**INPUT DATA:**
--- --- ---

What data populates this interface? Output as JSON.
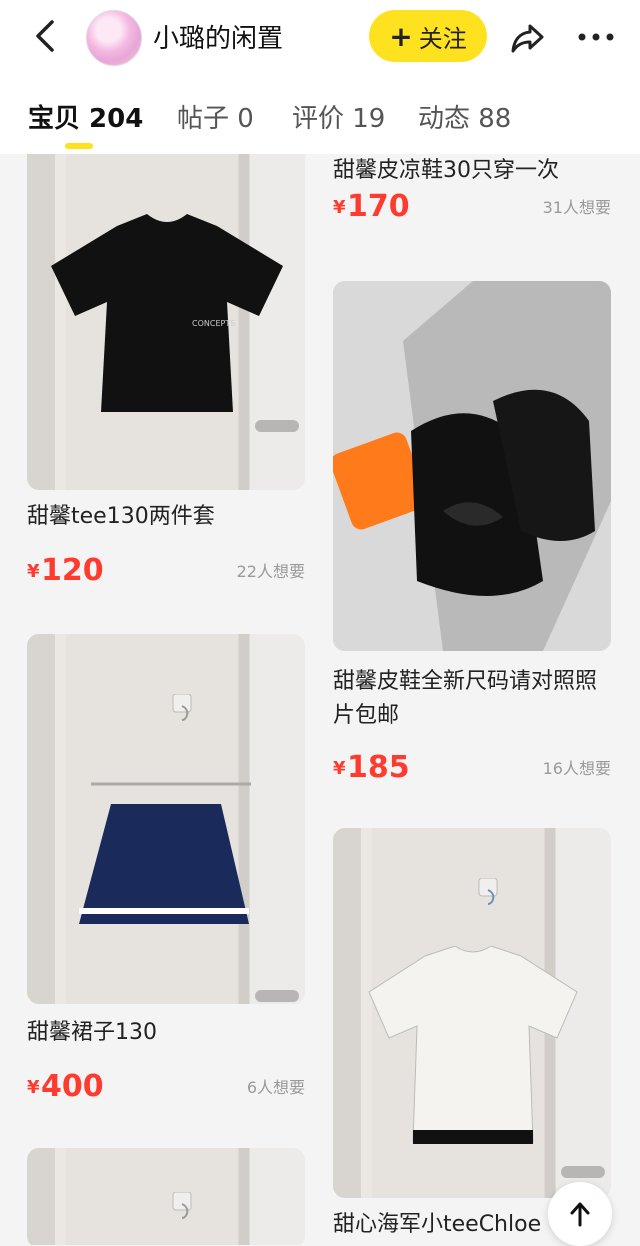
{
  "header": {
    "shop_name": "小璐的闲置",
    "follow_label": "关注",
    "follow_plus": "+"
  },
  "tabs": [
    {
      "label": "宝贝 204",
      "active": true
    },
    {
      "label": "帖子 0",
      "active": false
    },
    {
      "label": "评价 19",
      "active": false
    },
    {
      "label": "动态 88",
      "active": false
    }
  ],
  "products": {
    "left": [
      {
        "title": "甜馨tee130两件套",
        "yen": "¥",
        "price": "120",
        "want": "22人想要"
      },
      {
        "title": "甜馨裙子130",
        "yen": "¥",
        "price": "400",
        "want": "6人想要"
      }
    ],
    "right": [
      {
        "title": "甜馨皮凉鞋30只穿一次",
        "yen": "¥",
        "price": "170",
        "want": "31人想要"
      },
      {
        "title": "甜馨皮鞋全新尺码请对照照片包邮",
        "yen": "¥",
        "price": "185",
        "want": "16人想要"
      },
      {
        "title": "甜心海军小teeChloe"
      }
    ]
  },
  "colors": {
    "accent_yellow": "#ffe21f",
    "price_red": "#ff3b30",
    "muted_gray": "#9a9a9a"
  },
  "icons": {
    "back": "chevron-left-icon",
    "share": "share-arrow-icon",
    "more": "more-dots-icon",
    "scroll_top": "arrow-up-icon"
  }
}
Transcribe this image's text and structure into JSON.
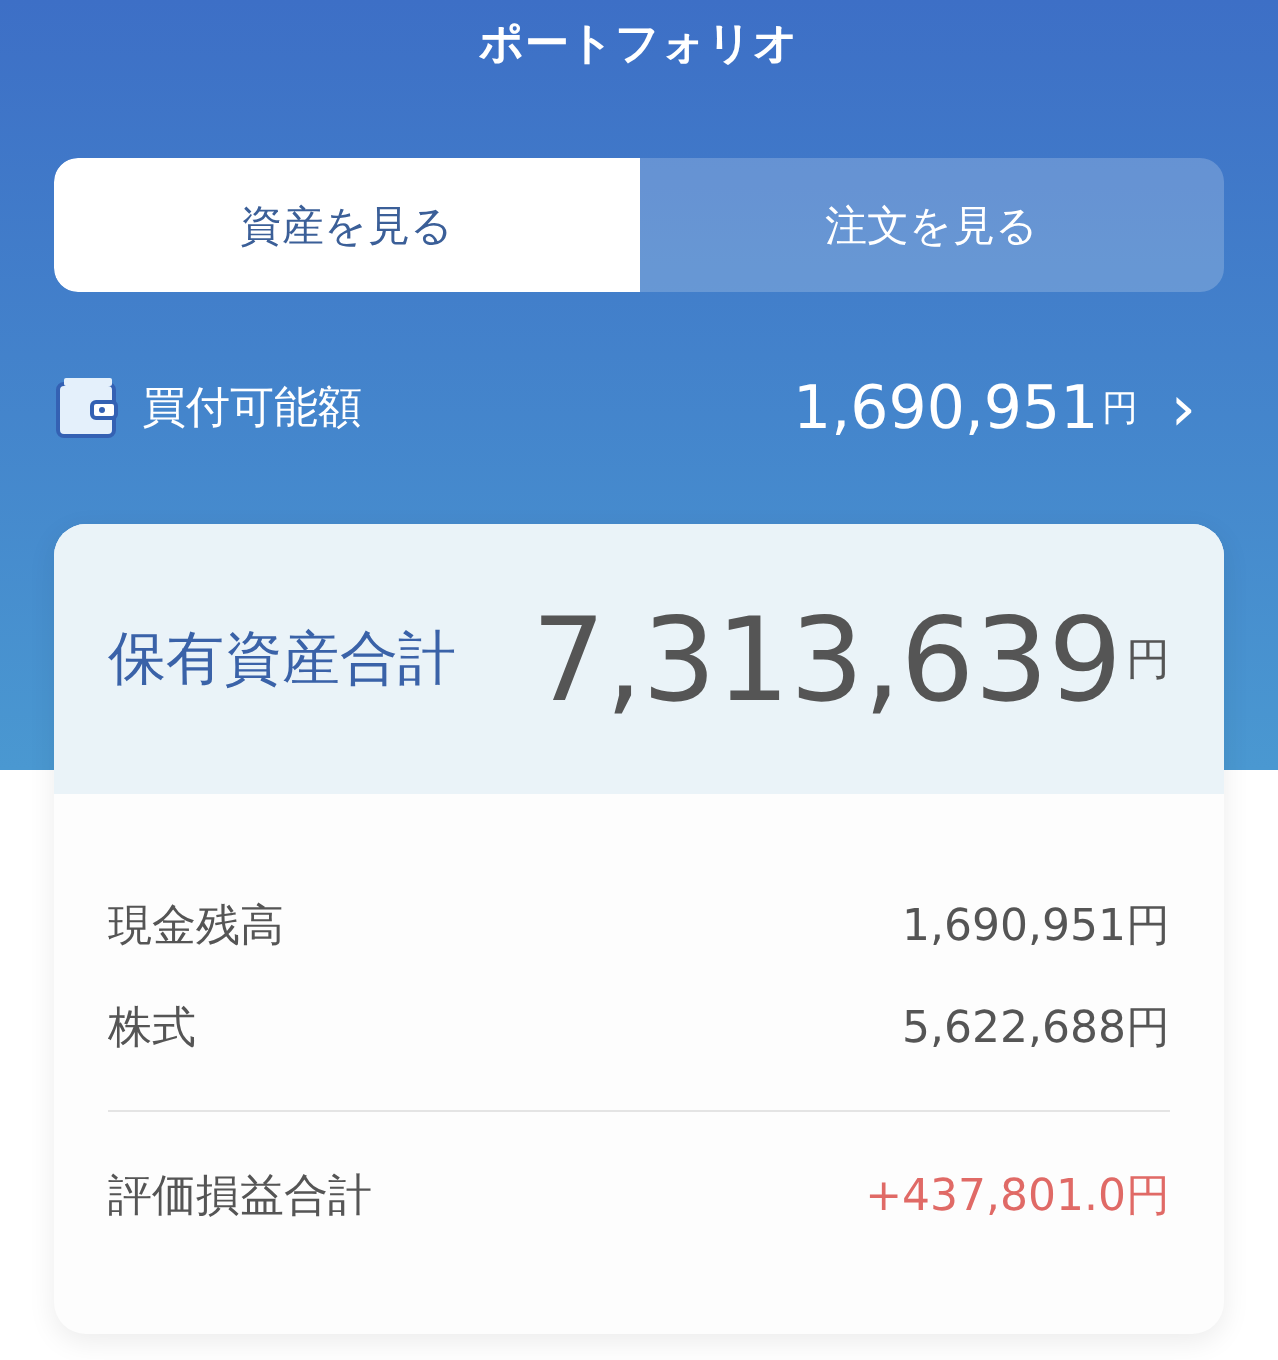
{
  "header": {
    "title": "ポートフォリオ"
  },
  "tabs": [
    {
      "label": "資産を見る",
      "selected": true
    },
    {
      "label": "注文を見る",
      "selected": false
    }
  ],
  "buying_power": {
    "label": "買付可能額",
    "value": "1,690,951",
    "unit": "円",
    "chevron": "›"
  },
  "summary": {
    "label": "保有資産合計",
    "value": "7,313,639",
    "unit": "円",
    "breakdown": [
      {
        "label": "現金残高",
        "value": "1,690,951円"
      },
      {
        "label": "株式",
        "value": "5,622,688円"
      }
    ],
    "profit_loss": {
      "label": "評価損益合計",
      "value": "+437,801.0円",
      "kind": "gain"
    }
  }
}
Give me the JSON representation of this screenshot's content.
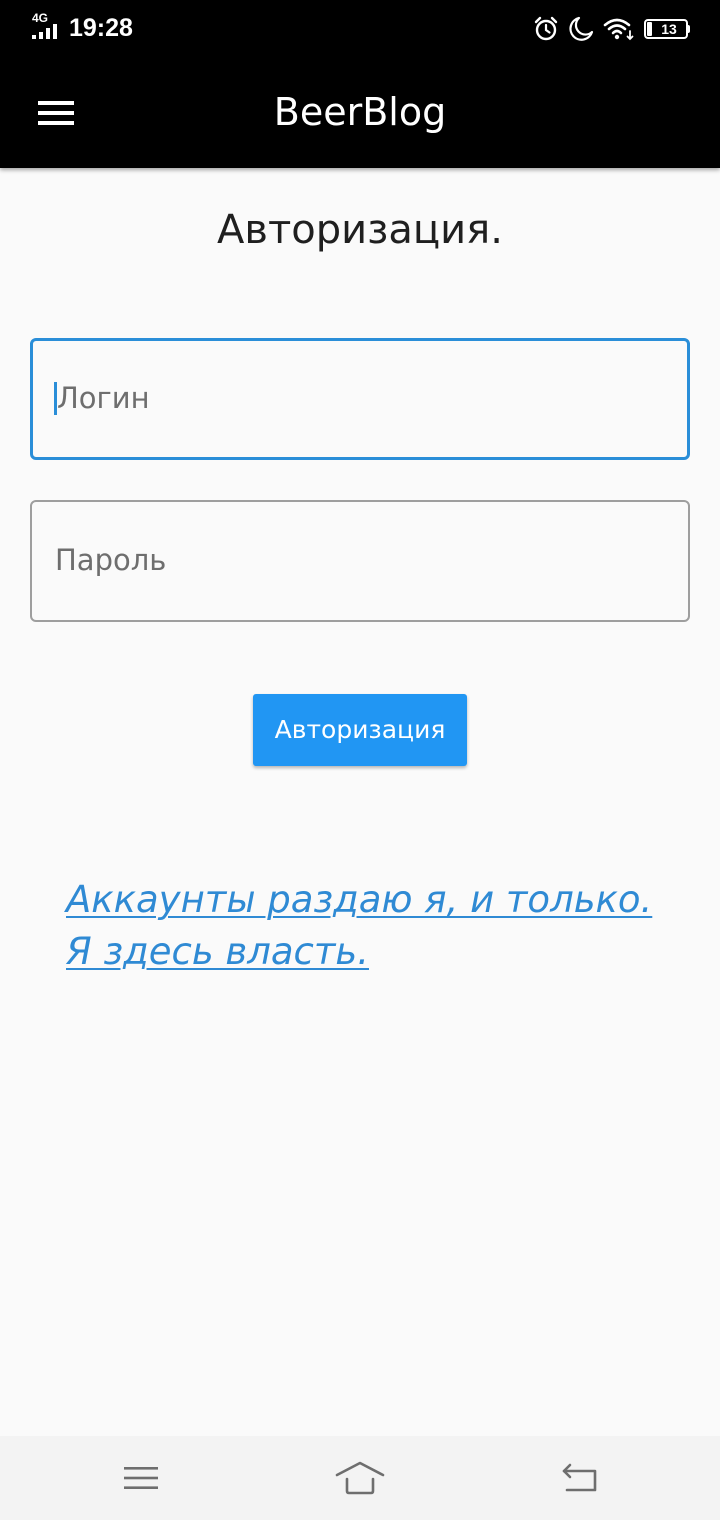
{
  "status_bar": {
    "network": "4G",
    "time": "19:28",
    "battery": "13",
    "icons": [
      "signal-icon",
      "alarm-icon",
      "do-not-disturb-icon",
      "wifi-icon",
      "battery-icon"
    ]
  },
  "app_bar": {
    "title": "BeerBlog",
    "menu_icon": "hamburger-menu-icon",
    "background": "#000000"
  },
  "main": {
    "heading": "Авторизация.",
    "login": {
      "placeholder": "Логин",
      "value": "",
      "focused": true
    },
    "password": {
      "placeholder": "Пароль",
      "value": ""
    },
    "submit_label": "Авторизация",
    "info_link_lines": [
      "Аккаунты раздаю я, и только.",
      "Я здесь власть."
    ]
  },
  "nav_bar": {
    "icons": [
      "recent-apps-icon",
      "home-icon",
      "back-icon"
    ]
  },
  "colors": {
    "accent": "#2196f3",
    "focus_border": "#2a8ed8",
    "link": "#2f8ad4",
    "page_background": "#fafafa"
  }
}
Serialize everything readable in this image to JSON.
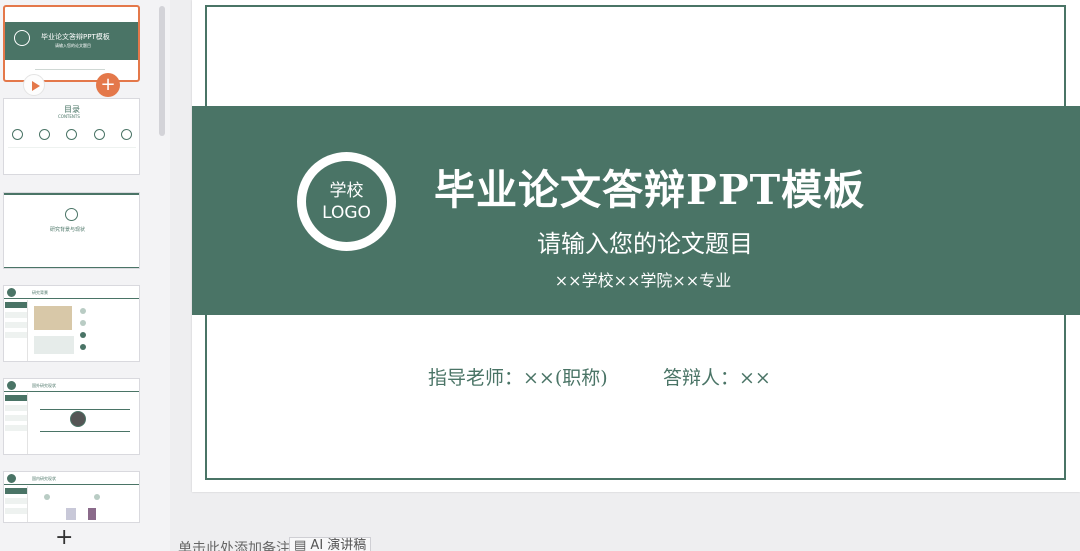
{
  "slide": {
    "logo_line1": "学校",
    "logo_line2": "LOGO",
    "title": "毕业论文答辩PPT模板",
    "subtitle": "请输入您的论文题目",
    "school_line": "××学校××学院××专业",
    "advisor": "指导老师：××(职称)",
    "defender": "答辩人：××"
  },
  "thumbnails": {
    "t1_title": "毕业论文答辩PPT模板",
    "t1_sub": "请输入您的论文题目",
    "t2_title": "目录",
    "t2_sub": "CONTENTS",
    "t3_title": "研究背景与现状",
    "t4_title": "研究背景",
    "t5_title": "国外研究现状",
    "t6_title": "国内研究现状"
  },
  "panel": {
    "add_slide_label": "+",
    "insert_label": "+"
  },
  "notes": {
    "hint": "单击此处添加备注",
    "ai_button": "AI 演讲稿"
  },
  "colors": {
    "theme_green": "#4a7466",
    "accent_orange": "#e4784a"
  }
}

--- --- ---

Make an exact copy of the whole listing, but don't bring over any pictures.

**ANSWER TO THE TASK:**
What data populates this interface? Output as JSON.
{
  "header": {
    "shop_name": "小璐的闲置",
    "follow_label": "关注",
    "follow_plus": "+"
  },
  "tabs": [
    {
      "label": "宝贝 204",
      "active": true
    },
    {
      "label": "帖子 0",
      "active": false
    },
    {
      "label": "评价 19",
      "active": false
    },
    {
      "label": "动态 88",
      "active": false
    }
  ],
  "products": {
    "left": [
      {
        "title": "甜馨tee130两件套",
        "yen": "¥",
        "price": "120",
        "want": "22人想要"
      },
      {
        "title": "甜馨裙子130",
        "yen": "¥",
        "price": "400",
        "want": "6人想要"
      }
    ],
    "right": [
      {
        "title": "甜馨皮凉鞋30只穿一次",
        "yen": "¥",
        "price": "170",
        "want": "31人想要"
      },
      {
        "title": "甜馨皮鞋全新尺码请对照照片包邮",
        "yen": "¥",
        "price": "185",
        "want": "16人想要"
      },
      {
        "title": "甜心海军小teeChloe"
      }
    ]
  },
  "colors": {
    "accent_yellow": "#ffe21f",
    "price_red": "#ff3b30",
    "muted_gray": "#9a9a9a"
  },
  "icons": {
    "back": "chevron-left-icon",
    "share": "share-arrow-icon",
    "more": "more-dots-icon",
    "scroll_top": "arrow-up-icon"
  }
}
Transcribe this image's text and structure into JSON.
{
  "header": {
    "title": "ポートフォリオ"
  },
  "tabs": [
    {
      "label": "資産を見る",
      "selected": true
    },
    {
      "label": "注文を見る",
      "selected": false
    }
  ],
  "buying_power": {
    "label": "買付可能額",
    "value": "1,690,951",
    "unit": "円",
    "chevron": "›"
  },
  "summary": {
    "label": "保有資産合計",
    "value": "7,313,639",
    "unit": "円",
    "breakdown": [
      {
        "label": "現金残高",
        "value": "1,690,951円"
      },
      {
        "label": "株式",
        "value": "5,622,688円"
      }
    ],
    "profit_loss": {
      "label": "評価損益合計",
      "value": "+437,801.0円",
      "kind": "gain"
    }
  }
}
Give me the JSON representation of this screenshot's content.
{
  "status_bar": {
    "network": "4G",
    "time": "19:28",
    "battery": "13",
    "icons": [
      "signal-icon",
      "alarm-icon",
      "do-not-disturb-icon",
      "wifi-icon",
      "battery-icon"
    ]
  },
  "app_bar": {
    "title": "BeerBlog",
    "menu_icon": "hamburger-menu-icon",
    "background": "#000000"
  },
  "main": {
    "heading": "Авторизация.",
    "login": {
      "placeholder": "Логин",
      "value": "",
      "focused": true
    },
    "password": {
      "placeholder": "Пароль",
      "value": ""
    },
    "submit_label": "Авторизация",
    "info_link_lines": [
      "Аккаунты раздаю я, и только.",
      "Я здесь власть."
    ]
  },
  "nav_bar": {
    "icons": [
      "recent-apps-icon",
      "home-icon",
      "back-icon"
    ]
  },
  "colors": {
    "accent": "#2196f3",
    "focus_border": "#2a8ed8",
    "link": "#2f8ad4",
    "page_background": "#fafafa"
  }
}
Serialize everything readable in this image to JSON.
{
  "slide": {
    "logo_line1": "学校",
    "logo_line2": "LOGO",
    "title": "毕业论文答辩PPT模板",
    "subtitle": "请输入您的论文题目",
    "school_line": "××学校××学院××专业",
    "advisor": "指导老师：××(职称)",
    "defender": "答辩人：××"
  },
  "thumbnails": {
    "t1_title": "毕业论文答辩PPT模板",
    "t1_sub": "请输入您的论文题目",
    "t2_title": "目录",
    "t2_sub": "CONTENTS",
    "t3_title": "研究背景与现状",
    "t4_title": "研究背景",
    "t5_title": "国外研究现状",
    "t6_title": "国内研究现状"
  },
  "panel": {
    "add_slide_label": "+",
    "insert_label": "+"
  },
  "notes": {
    "hint": "单击此处添加备注",
    "ai_button": "AI 演讲稿"
  },
  "colors": {
    "theme_green": "#4a7466",
    "accent_orange": "#e4784a"
  }
}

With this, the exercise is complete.